(Collected data entries)
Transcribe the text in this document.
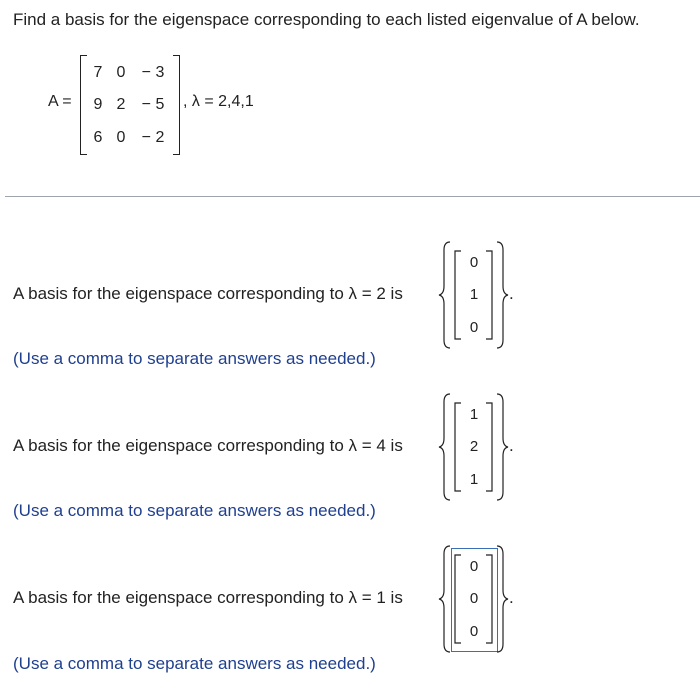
Find a basis for the eigenspace corresponding to each listed eigenvalue of A below.
A =
7 0	− 3
9 2	− 5
6 0	− 2
, λ = 2,4,1
A basis for the eigenspace corresponding to λ = 2 is
0
1
0
.
(Use a comma to separate answers as needed.)
A basis for the eigenspace corresponding to λ = 4 is
1
2
1
.
(Use a comma to separate answers as needed.)
A basis for the eigenspace corresponding to λ = 1 is
0
0
0
.
(Use a comma to separate answers as needed.)
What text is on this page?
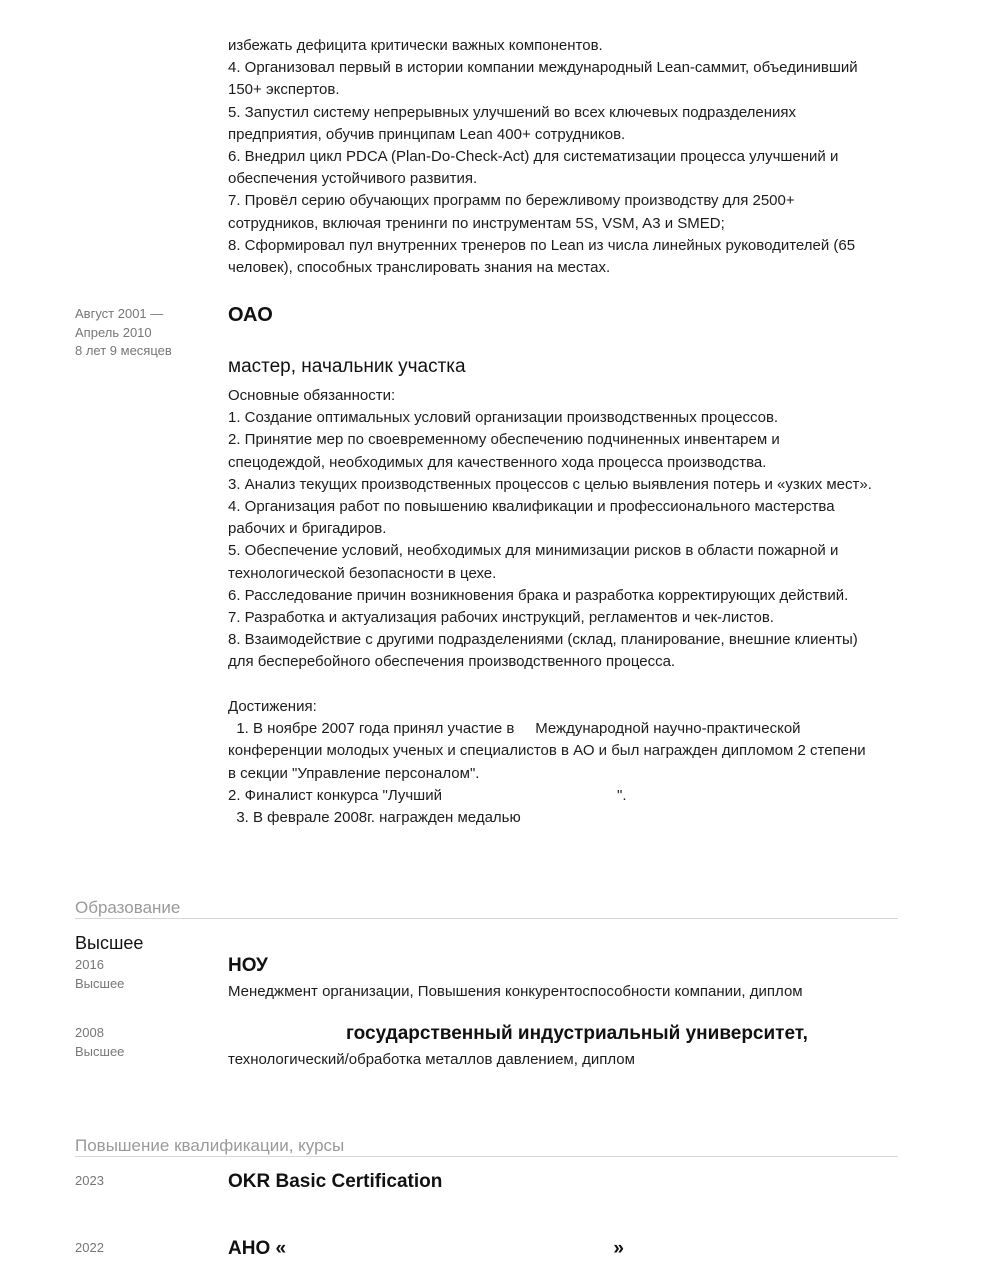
избежать дефицита критически важных компонентов.
4. Организовал первый в истории компании международный Lean-саммит, объединивший
150+ экспертов.
5. Запустил систему непрерывных улучшений во всех ключевых подразделениях
предприятия, обучив принципам Lean 400+ сотрудников.
6. Внедрил цикл PDCA (Plan-Do-Check-Act) для систематизации процесса улучшений и
обеспечения устойчивого развития.
7. Провёл серию обучающих программ по бережливому производству для 2500+
сотрудников, включая тренинги по инструментам 5S, VSM, A3 и SMED;
8. Сформировал пул внутренних тренеров по Lean из числа линейных руководителей (65
человек), способных транслировать знания на местах.
Август 2001 —
Апрель 2010
8 лет 9 месяцев
ОАО
мастер, начальник участка
Основные обязанности:
1. Создание оптимальных условий организации производственных процессов.
2. Принятие мер по своевременному обеспечению подчиненных инвентарем и
спецодеждой, необходимых для качественного хода процесса производства.
3. Анализ текущих производственных процессов с целью выявления потерь и «узких мест».
4. Организация работ по повышению квалификации и профессионального мастерства
рабочих и бригадиров.
5. Обеспечение условий, необходимых для минимизации рисков в области пожарной и
технологической безопасности в цехе.
6. Расследование причин возникновения брака и разработка корректирующих действий.
7. Разработка и актуализация рабочих инструкций, регламентов и чек-листов.
8. Взаимодействие с другими подразделениями (склад, планирование, внешние клиенты)
для бесперебойного обеспечения производственного процесса.
Достижения:
1. В ноябре 2007 года принял участие в     Международной научно-практической
конференции молодых ученых и специалистов в АО и был награжден дипломом 2 степени
в секции "Управление персоналом".
2. Финалист конкурса "Лучший                                          ".
3. В феврале 2008г. награжден медалью
Образование
Высшее
2016
Высшее
НОУ
Менеджмент организации, Повышения конкурентоспособности компании, диплом
2008
Высшее
государственный индустриальный университет,
технологический/обработка металлов давлением, диплом
Повышение квалификации, курсы
2023	OKR Basic Certification
2022	АНО «                                                              »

Task to complete — Check each line of the records for the string "this" and state how many lines contain it. Give only the number.

Finished exercise — 2